What is asked:
The records underneath are to be repeated exactly, with the pictures left out.

Raw records:

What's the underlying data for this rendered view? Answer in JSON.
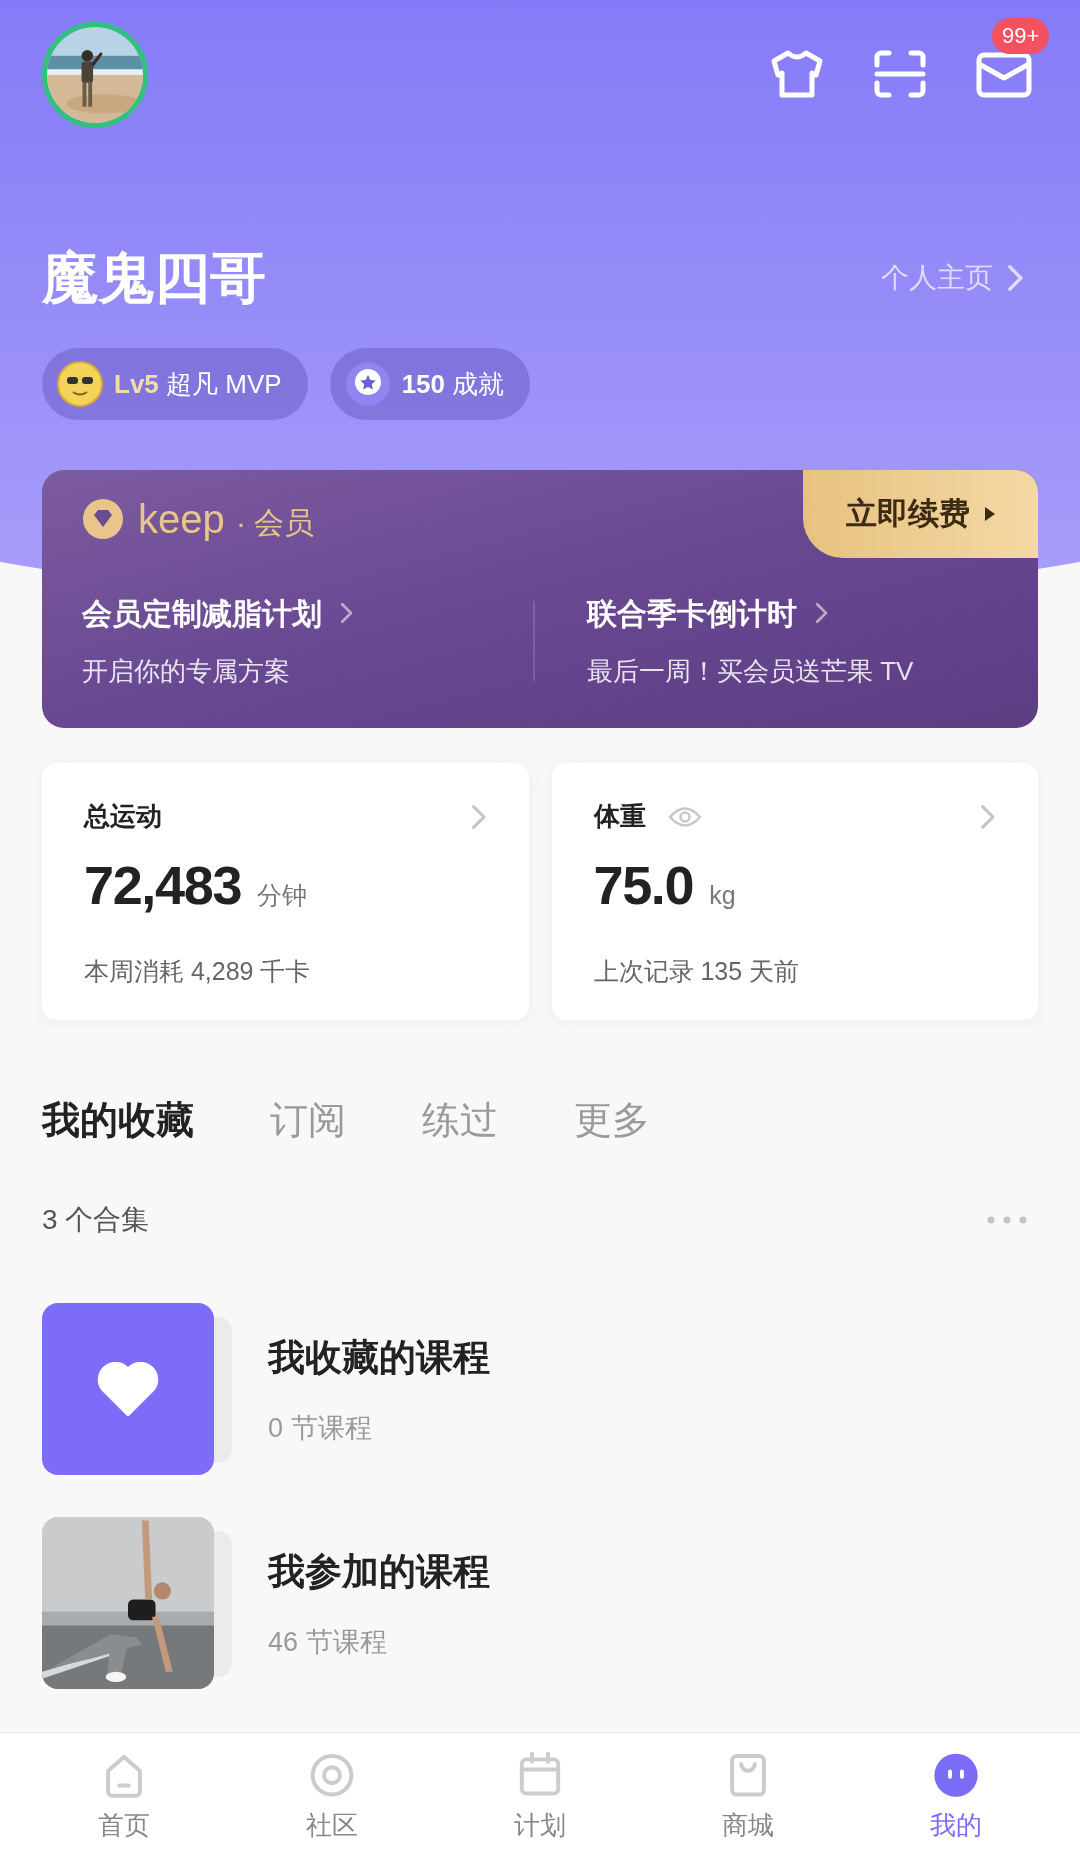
{
  "profile": {
    "name": "魔鬼四哥",
    "homepage_link": "个人主页"
  },
  "header": {
    "mail_badge": "99+"
  },
  "badges": [
    {
      "kind": "level",
      "level_text": "Lv5",
      "title": "超凡 MVP"
    },
    {
      "kind": "achievement",
      "count": "150",
      "title": "成就"
    }
  ],
  "membership": {
    "logo_text": "keep",
    "separator": "·",
    "label": "会员",
    "renew_button": "立即续费",
    "promos": [
      {
        "title": "会员定制减脂计划",
        "subtitle": "开启你的专属方案"
      },
      {
        "title": "联合季卡倒计时",
        "subtitle": "最后一周！买会员送芒果 TV"
      }
    ]
  },
  "stats": [
    {
      "kind": "exercise",
      "title": "总运动",
      "value": "72,483",
      "unit": "分钟",
      "note": "本周消耗 4,289 千卡"
    },
    {
      "kind": "weight",
      "title": "体重",
      "value": "75.0",
      "unit": "kg",
      "note": "上次记录 135 天前"
    }
  ],
  "tabs": [
    {
      "label": "我的收藏",
      "selected": true
    },
    {
      "label": "订阅",
      "selected": false
    },
    {
      "label": "练过",
      "selected": false
    },
    {
      "label": "更多",
      "selected": false
    }
  ],
  "collection_count": "3 个合集",
  "collections": [
    {
      "kind": "favorites",
      "title": "我收藏的课程",
      "subtitle": "0 节课程"
    },
    {
      "kind": "picture",
      "title": "我参加的课程",
      "subtitle": "46 节课程"
    }
  ],
  "nav": [
    {
      "label": "首页",
      "selected": false
    },
    {
      "label": "社区",
      "selected": false
    },
    {
      "label": "计划",
      "selected": false
    },
    {
      "label": "商城",
      "selected": false
    },
    {
      "label": "我的",
      "selected": true
    }
  ]
}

Exercise response:
What's the underlying data for this rendered view? Answer in JSON.
{
  "profile": {
    "name": "魔鬼四哥",
    "homepage_link": "个人主页"
  },
  "header": {
    "mail_badge": "99+"
  },
  "badges": [
    {
      "kind": "level",
      "level_text": "Lv5",
      "title": "超凡 MVP"
    },
    {
      "kind": "achievement",
      "count": "150",
      "title": "成就"
    }
  ],
  "membership": {
    "logo_text": "keep",
    "separator": "·",
    "label": "会员",
    "renew_button": "立即续费",
    "promos": [
      {
        "title": "会员定制减脂计划",
        "subtitle": "开启你的专属方案"
      },
      {
        "title": "联合季卡倒计时",
        "subtitle": "最后一周！买会员送芒果 TV"
      }
    ]
  },
  "stats": [
    {
      "kind": "exercise",
      "title": "总运动",
      "value": "72,483",
      "unit": "分钟",
      "note": "本周消耗 4,289 千卡"
    },
    {
      "kind": "weight",
      "title": "体重",
      "value": "75.0",
      "unit": "kg",
      "note": "上次记录 135 天前"
    }
  ],
  "tabs": [
    {
      "label": "我的收藏",
      "selected": true
    },
    {
      "label": "订阅",
      "selected": false
    },
    {
      "label": "练过",
      "selected": false
    },
    {
      "label": "更多",
      "selected": false
    }
  ],
  "collection_count": "3 个合集",
  "collections": [
    {
      "kind": "favorites",
      "title": "我收藏的课程",
      "subtitle": "0 节课程"
    },
    {
      "kind": "picture",
      "title": "我参加的课程",
      "subtitle": "46 节课程"
    }
  ],
  "nav": [
    {
      "label": "首页",
      "selected": false
    },
    {
      "label": "社区",
      "selected": false
    },
    {
      "label": "计划",
      "selected": false
    },
    {
      "label": "商城",
      "selected": false
    },
    {
      "label": "我的",
      "selected": true
    }
  ]
}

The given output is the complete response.